Transcribe every entry below word for word, but skip the pictures.
:: Extracted material ::
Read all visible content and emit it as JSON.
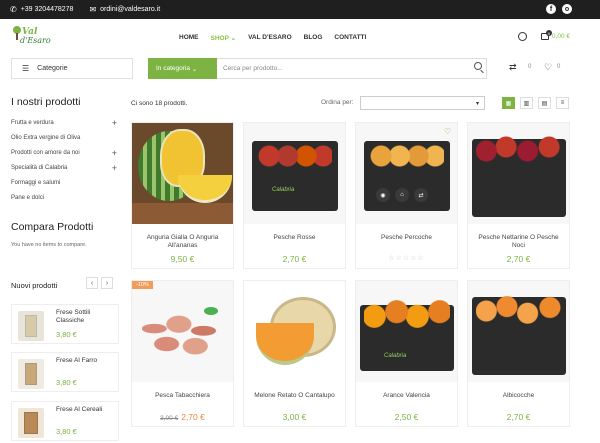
{
  "topbar": {
    "phone": "+39 3204478278",
    "email": "ordini@valdesaro.it",
    "social": [
      "f",
      "o"
    ]
  },
  "logo": {
    "line1": "Val",
    "line2": "d'Esaro"
  },
  "nav": [
    "HOME",
    "SHOP",
    "VAL D'ESARO",
    "BLOG",
    "CONTATTI"
  ],
  "cart": {
    "count": "0",
    "total": "0,00 €"
  },
  "search": {
    "categories_label": "Categorie",
    "in_category": "In categoria",
    "placeholder": "Cerca per prodotto..."
  },
  "counters": {
    "compare": "0",
    "wishlist": "0"
  },
  "sidebar": {
    "title": "I nostri prodotti",
    "items": [
      {
        "label": "Frutta e verdura",
        "expand": "+"
      },
      {
        "label": "Olio Extra vergine di Oliva",
        "expand": ""
      },
      {
        "label": "Prodotti con amore da noi",
        "expand": "+"
      },
      {
        "label": "Specialità di Calabria",
        "expand": "+"
      },
      {
        "label": "Formaggi e salumi",
        "expand": ""
      },
      {
        "label": "Pane e dolci",
        "expand": ""
      }
    ],
    "compare_title": "Compara Prodotti",
    "compare_text": "You have no items to compare.",
    "new_title": "Nuovi prodotti",
    "new_products": [
      {
        "name": "Frese Sottili Classiche",
        "price": "3,80 €"
      },
      {
        "name": "Frese Al Farro",
        "price": "3,80 €"
      },
      {
        "name": "Frese Al Cereali",
        "price": "3,80 €"
      }
    ]
  },
  "toolbar": {
    "count": "Ci sono 18 prodotti.",
    "order_label": "Ordina per:"
  },
  "products": [
    {
      "name": "Anguria Gialla O Anguria All'ananas",
      "price": "9,50 €"
    },
    {
      "name": "Pesche Rosse",
      "price": "2,70 €"
    },
    {
      "name": "Pesche Percoche",
      "price": "",
      "stars": "☆☆☆☆☆"
    },
    {
      "name": "Pesche Nettarine O Pesche Noci",
      "price": "2,70 €"
    },
    {
      "name": "Pesca Tabacchiera",
      "old_price": "3,00 €",
      "price": "2,70 €",
      "discount": "-10%"
    },
    {
      "name": "Melone Retato O Cantalupo",
      "price": "3,00 €"
    },
    {
      "name": "Arance Valencia",
      "price": "2,50 €"
    },
    {
      "name": "Albicocche",
      "price": "2,70 €"
    }
  ],
  "crate_brand": "Calabria",
  "colors": {
    "accent": "#7cb342",
    "sale": "#e9853e",
    "topbar": "#1f1f1f"
  }
}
:::
Result of this task |
Read all visible content and emit it as JSON.
{
  "topbar": {
    "phone": "+39 3204478278",
    "email": "ordini@valdesaro.it",
    "social": [
      "f",
      "o"
    ]
  },
  "logo": {
    "line1": "Val",
    "line2": "d'Esaro"
  },
  "nav": [
    "HOME",
    "SHOP",
    "VAL D'ESARO",
    "BLOG",
    "CONTATTI"
  ],
  "cart": {
    "count": "0",
    "total": "0,00 €"
  },
  "search": {
    "categories_label": "Categorie",
    "in_category": "In categoria",
    "placeholder": "Cerca per prodotto..."
  },
  "counters": {
    "compare": "0",
    "wishlist": "0"
  },
  "sidebar": {
    "title": "I nostri prodotti",
    "items": [
      {
        "label": "Frutta e verdura",
        "expand": "+"
      },
      {
        "label": "Olio Extra vergine di Oliva",
        "expand": ""
      },
      {
        "label": "Prodotti con amore da noi",
        "expand": "+"
      },
      {
        "label": "Specialità di Calabria",
        "expand": "+"
      },
      {
        "label": "Formaggi e salumi",
        "expand": ""
      },
      {
        "label": "Pane e dolci",
        "expand": ""
      }
    ],
    "compare_title": "Compara Prodotti",
    "compare_text": "You have no items to compare.",
    "new_title": "Nuovi prodotti",
    "new_products": [
      {
        "name": "Frese Sottili Classiche",
        "price": "3,80 €"
      },
      {
        "name": "Frese Al Farro",
        "price": "3,80 €"
      },
      {
        "name": "Frese Al Cereali",
        "price": "3,80 €"
      }
    ]
  },
  "toolbar": {
    "count": "Ci sono 18 prodotti.",
    "order_label": "Ordina per:"
  },
  "products": [
    {
      "name": "Anguria Gialla O Anguria All'ananas",
      "price": "9,50 €"
    },
    {
      "name": "Pesche Rosse",
      "price": "2,70 €"
    },
    {
      "name": "Pesche Percoche",
      "price": "",
      "stars": "☆☆☆☆☆"
    },
    {
      "name": "Pesche Nettarine O Pesche Noci",
      "price": "2,70 €"
    },
    {
      "name": "Pesca Tabacchiera",
      "old_price": "3,00 €",
      "price": "2,70 €",
      "discount": "-10%"
    },
    {
      "name": "Melone Retato O Cantalupo",
      "price": "3,00 €"
    },
    {
      "name": "Arance Valencia",
      "price": "2,50 €"
    },
    {
      "name": "Albicocche",
      "price": "2,70 €"
    }
  ],
  "crate_brand": "Calabria",
  "colors": {
    "accent": "#7cb342",
    "sale": "#e9853e",
    "topbar": "#1f1f1f"
  }
}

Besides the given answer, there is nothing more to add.